● WORK REQUIRED
The material below should be written out in full and exactly; pictures stay out of the copy.

● DATA EXTRACT

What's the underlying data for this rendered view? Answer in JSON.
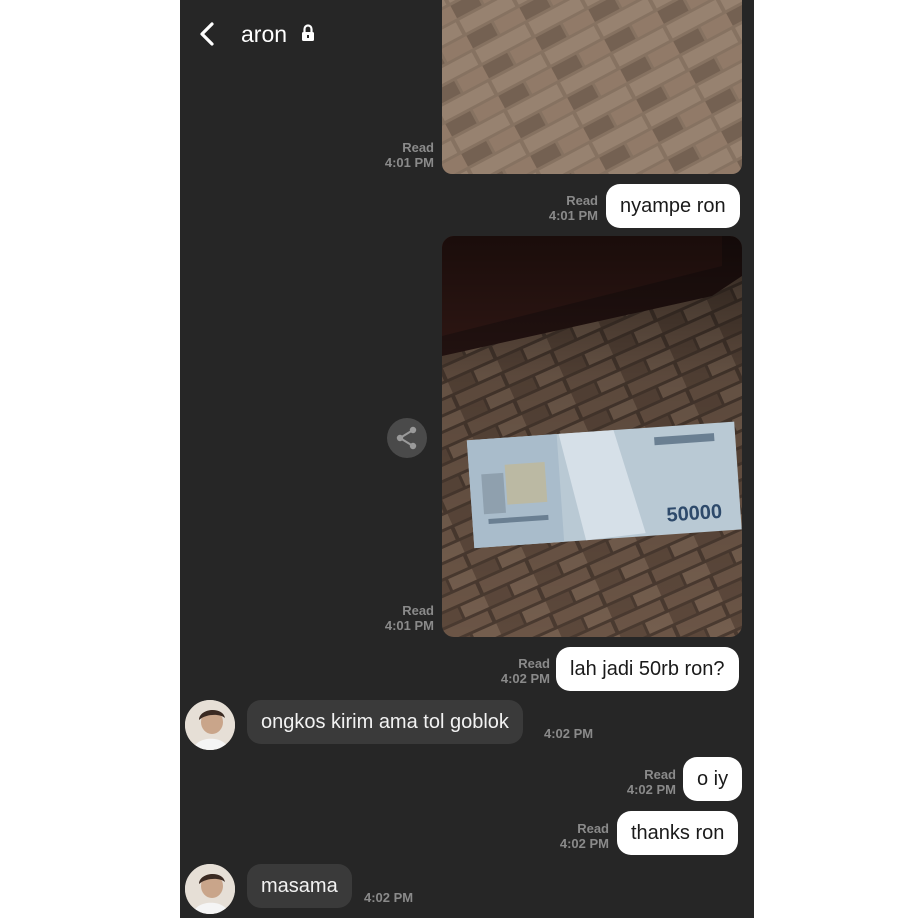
{
  "header": {
    "contact_name": "aron"
  },
  "icons": {
    "back": "chevron-left-icon",
    "lock": "lock-icon",
    "call": "phone-icon",
    "notes": "notes-icon",
    "menu": "chevron-down-icon",
    "share": "share-icon"
  },
  "messages": [
    {
      "type": "image",
      "direction": "out",
      "status": "Read",
      "time": "4:01 PM",
      "content": "photo of brick wall"
    },
    {
      "type": "text",
      "direction": "out",
      "status": "Read",
      "time": "4:01 PM",
      "text": "nyampe ron"
    },
    {
      "type": "image",
      "direction": "out",
      "status": "Read",
      "time": "4:01 PM",
      "content": "photo of banknote on tiled floor",
      "banknote_value": "50000"
    },
    {
      "type": "text",
      "direction": "out",
      "status": "Read",
      "time": "4:02 PM",
      "text": "lah jadi 50rb ron?"
    },
    {
      "type": "text",
      "direction": "in",
      "time": "4:02 PM",
      "text": "ongkos kirim ama tol goblok"
    },
    {
      "type": "text",
      "direction": "out",
      "status": "Read",
      "time": "4:02 PM",
      "text": "o iy"
    },
    {
      "type": "text",
      "direction": "out",
      "status": "Read",
      "time": "4:02 PM",
      "text": "thanks ron"
    },
    {
      "type": "text",
      "direction": "in",
      "time": "4:02 PM",
      "text": "masama"
    }
  ],
  "colors": {
    "background": "#262626",
    "outgoing_bubble": "#ffffff",
    "incoming_bubble": "#3a3a3a",
    "meta_text": "#8a8a8a"
  }
}
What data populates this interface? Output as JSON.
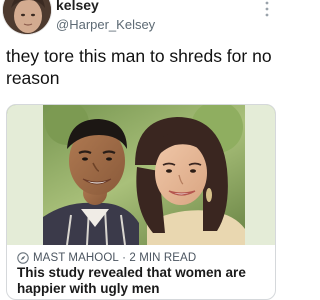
{
  "tweet": {
    "display_name": "kelsey",
    "handle": "@Harper_Kelsey",
    "text": "they tore this man to shreds for no reason"
  },
  "card": {
    "source": "MAST MAHOOL",
    "read_time": "2 MIN READ",
    "meta_separator": " · ",
    "title": "This study revealed that women are happier with ugly men"
  },
  "icons": {
    "more": "vertical-ellipsis-icon",
    "source": "compass-icon"
  },
  "colors": {
    "background": "#ffffff",
    "handle": "#5d6a74",
    "card_border": "#d5d8db"
  }
}
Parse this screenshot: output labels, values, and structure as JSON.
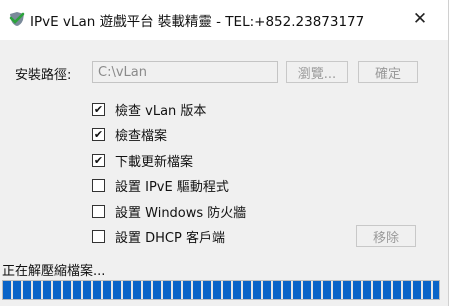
{
  "window": {
    "title": "IPvE vLan 遊戲平台 裝載精靈 - TEL:+852.23873177",
    "close_glyph": "✕"
  },
  "install_path": {
    "label": "安裝路徑:",
    "value": "C:\\vLan",
    "browse_label": "瀏覽...",
    "confirm_label": "確定"
  },
  "options": [
    {
      "label": "檢查 vLan 版本",
      "checked": true
    },
    {
      "label": "檢查檔案",
      "checked": true
    },
    {
      "label": "下載更新檔案",
      "checked": true
    },
    {
      "label": "設置 IPvE 驅動程式",
      "checked": false
    },
    {
      "label": "設置 Windows 防火牆",
      "checked": false
    },
    {
      "label": "設置 DHCP 客戶端",
      "checked": false
    }
  ],
  "remove_label": "移除",
  "status_text": "正在解壓縮檔案...",
  "progress": {
    "percent": 100,
    "color": "#0a64c8"
  },
  "icons": {
    "app": "shield-check-icon",
    "close": "close-icon"
  }
}
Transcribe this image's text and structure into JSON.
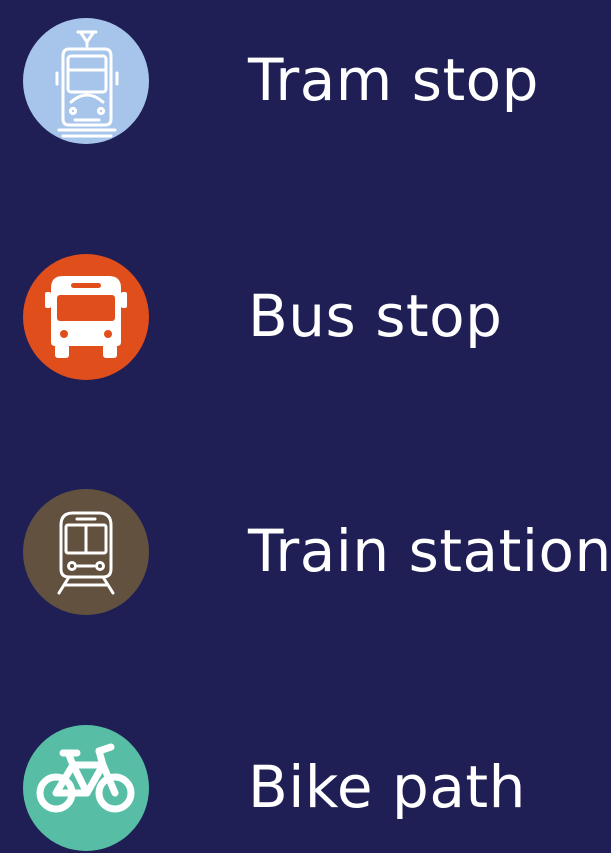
{
  "legend": {
    "items": [
      {
        "id": "tram",
        "label": "Tram stop",
        "icon": "tram-icon",
        "color": "#a7c5ea"
      },
      {
        "id": "bus",
        "label": "Bus stop",
        "icon": "bus-icon",
        "color": "#e04e1c"
      },
      {
        "id": "train",
        "label": "Train station",
        "icon": "train-icon",
        "color": "#62513f"
      },
      {
        "id": "bike",
        "label": "Bike path",
        "icon": "bike-icon",
        "color": "#57bea5"
      }
    ]
  },
  "colors": {
    "background": "#1f1f55",
    "text": "#ffffff"
  }
}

● TASK OUTPUT
What's the underlying data for this rendered view? Answer in JSON.
{
  "header": {
    "contact_name": "aron"
  },
  "icons": {
    "back": "chevron-left-icon",
    "lock": "lock-icon",
    "call": "phone-icon",
    "notes": "notes-icon",
    "menu": "chevron-down-icon",
    "share": "share-icon"
  },
  "messages": [
    {
      "type": "image",
      "direction": "out",
      "status": "Read",
      "time": "4:01 PM",
      "content": "photo of brick wall"
    },
    {
      "type": "text",
      "direction": "out",
      "status": "Read",
      "time": "4:01 PM",
      "text": "nyampe ron"
    },
    {
      "type": "image",
      "direction": "out",
      "status": "Read",
      "time": "4:01 PM",
      "content": "photo of banknote on tiled floor",
      "banknote_value": "50000"
    },
    {
      "type": "text",
      "direction": "out",
      "status": "Read",
      "time": "4:02 PM",
      "text": "lah jadi 50rb ron?"
    },
    {
      "type": "text",
      "direction": "in",
      "time": "4:02 PM",
      "text": "ongkos kirim ama tol goblok"
    },
    {
      "type": "text",
      "direction": "out",
      "status": "Read",
      "time": "4:02 PM",
      "text": "o iy"
    },
    {
      "type": "text",
      "direction": "out",
      "status": "Read",
      "time": "4:02 PM",
      "text": "thanks ron"
    },
    {
      "type": "text",
      "direction": "in",
      "time": "4:02 PM",
      "text": "masama"
    }
  ],
  "colors": {
    "background": "#262626",
    "outgoing_bubble": "#ffffff",
    "incoming_bubble": "#3a3a3a",
    "meta_text": "#8a8a8a"
  }
}
What data populates this interface? Output as JSON.
{
  "tweet": {
    "display_name": "kelsey",
    "handle": "@Harper_Kelsey",
    "text": "they tore this man to shreds for no reason"
  },
  "card": {
    "source": "MAST MAHOOL",
    "read_time": "2 MIN READ",
    "meta_separator": " · ",
    "title": "This study revealed that women are happier with ugly men"
  },
  "icons": {
    "more": "vertical-ellipsis-icon",
    "source": "compass-icon"
  },
  "colors": {
    "background": "#ffffff",
    "handle": "#5d6a74",
    "card_border": "#d5d8db"
  }
}
Parse this screenshot: output labels, values, and structure as JSON.
{
  "window": {
    "title": "IPvE vLan 遊戲平台 裝載精靈 - TEL:+852.23873177",
    "close_glyph": "✕"
  },
  "install_path": {
    "label": "安裝路徑:",
    "value": "C:\\vLan",
    "browse_label": "瀏覽...",
    "confirm_label": "確定"
  },
  "options": [
    {
      "label": "檢查 vLan 版本",
      "checked": true
    },
    {
      "label": "檢查檔案",
      "checked": true
    },
    {
      "label": "下載更新檔案",
      "checked": true
    },
    {
      "label": "設置 IPvE 驅動程式",
      "checked": false
    },
    {
      "label": "設置 Windows 防火牆",
      "checked": false
    },
    {
      "label": "設置 DHCP 客戶端",
      "checked": false
    }
  ],
  "remove_label": "移除",
  "status_text": "正在解壓縮檔案...",
  "progress": {
    "percent": 100,
    "color": "#0a64c8"
  },
  "icons": {
    "app": "shield-check-icon",
    "close": "close-icon"
  }
}
Transcribe this image's text and structure into JSON.
{
  "legend": {
    "items": [
      {
        "id": "tram",
        "label": "Tram stop",
        "icon": "tram-icon",
        "color": "#a7c5ea"
      },
      {
        "id": "bus",
        "label": "Bus stop",
        "icon": "bus-icon",
        "color": "#e04e1c"
      },
      {
        "id": "train",
        "label": "Train station",
        "icon": "train-icon",
        "color": "#62513f"
      },
      {
        "id": "bike",
        "label": "Bike path",
        "icon": "bike-icon",
        "color": "#57bea5"
      }
    ]
  },
  "colors": {
    "background": "#1f1f55",
    "text": "#ffffff"
  }
}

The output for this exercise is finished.